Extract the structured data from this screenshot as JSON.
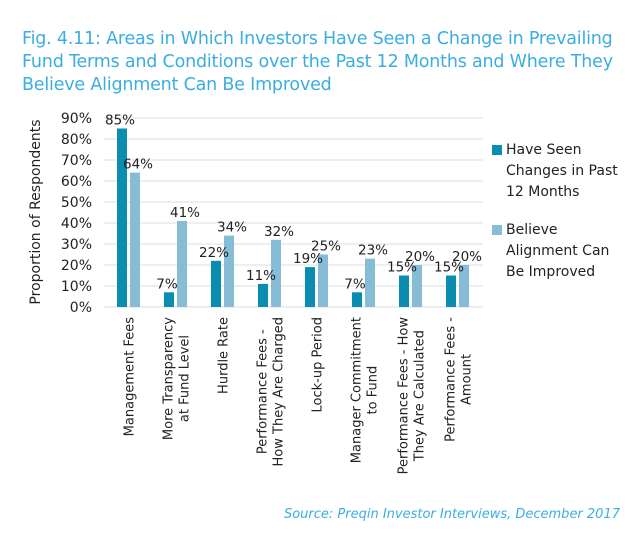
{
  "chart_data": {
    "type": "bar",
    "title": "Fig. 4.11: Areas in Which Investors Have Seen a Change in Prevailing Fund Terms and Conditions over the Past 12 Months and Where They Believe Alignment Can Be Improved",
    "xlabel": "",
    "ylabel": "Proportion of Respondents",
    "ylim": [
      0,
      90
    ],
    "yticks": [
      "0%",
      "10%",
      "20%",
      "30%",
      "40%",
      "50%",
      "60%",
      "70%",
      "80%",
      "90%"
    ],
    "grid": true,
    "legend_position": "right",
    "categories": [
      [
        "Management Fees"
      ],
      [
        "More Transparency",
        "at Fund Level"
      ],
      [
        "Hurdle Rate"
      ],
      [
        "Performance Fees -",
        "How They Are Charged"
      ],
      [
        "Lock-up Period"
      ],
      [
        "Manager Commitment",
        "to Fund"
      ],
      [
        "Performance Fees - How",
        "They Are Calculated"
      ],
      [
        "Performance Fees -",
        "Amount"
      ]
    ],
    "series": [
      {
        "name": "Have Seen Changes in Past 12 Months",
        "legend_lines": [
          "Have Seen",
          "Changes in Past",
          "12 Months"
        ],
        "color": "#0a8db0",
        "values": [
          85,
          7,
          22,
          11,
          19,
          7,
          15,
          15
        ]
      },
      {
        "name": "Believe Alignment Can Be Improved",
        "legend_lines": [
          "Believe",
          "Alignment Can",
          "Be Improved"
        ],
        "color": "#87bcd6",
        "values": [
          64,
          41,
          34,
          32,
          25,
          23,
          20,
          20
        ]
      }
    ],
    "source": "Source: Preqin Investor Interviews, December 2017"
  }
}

━━━━━━━━━━━━━━━━

Exclude the pictures, and transcribe all of the material exactly.

PROBLEM SOLUTION -
Extract the structured data from this screenshot as JSON.
{
  "chart_data": {
    "type": "bar",
    "title": "Fig. 4.11: Areas in Which Investors Have Seen a Change in Prevailing Fund Terms and Conditions over the Past 12 Months and Where They Believe Alignment Can Be Improved",
    "xlabel": "",
    "ylabel": "Proportion of Respondents",
    "ylim": [
      0,
      90
    ],
    "yticks": [
      "0%",
      "10%",
      "20%",
      "30%",
      "40%",
      "50%",
      "60%",
      "70%",
      "80%",
      "90%"
    ],
    "grid": true,
    "legend_position": "right",
    "categories": [
      [
        "Management Fees"
      ],
      [
        "More Transparency",
        "at Fund Level"
      ],
      [
        "Hurdle Rate"
      ],
      [
        "Performance Fees -",
        "How They Are Charged"
      ],
      [
        "Lock-up Period"
      ],
      [
        "Manager Commitment",
        "to Fund"
      ],
      [
        "Performance Fees - How",
        "They Are Calculated"
      ],
      [
        "Performance Fees -",
        "Amount"
      ]
    ],
    "series": [
      {
        "name": "Have Seen Changes in Past 12 Months",
        "legend_lines": [
          "Have Seen",
          "Changes in Past",
          "12 Months"
        ],
        "color": "#0a8db0",
        "values": [
          85,
          7,
          22,
          11,
          19,
          7,
          15,
          15
        ]
      },
      {
        "name": "Believe Alignment Can Be Improved",
        "legend_lines": [
          "Believe",
          "Alignment Can",
          "Be Improved"
        ],
        "color": "#87bcd6",
        "values": [
          64,
          41,
          34,
          32,
          25,
          23,
          20,
          20
        ]
      }
    ],
    "source": "Source: Preqin Investor Interviews, December 2017"
  }
}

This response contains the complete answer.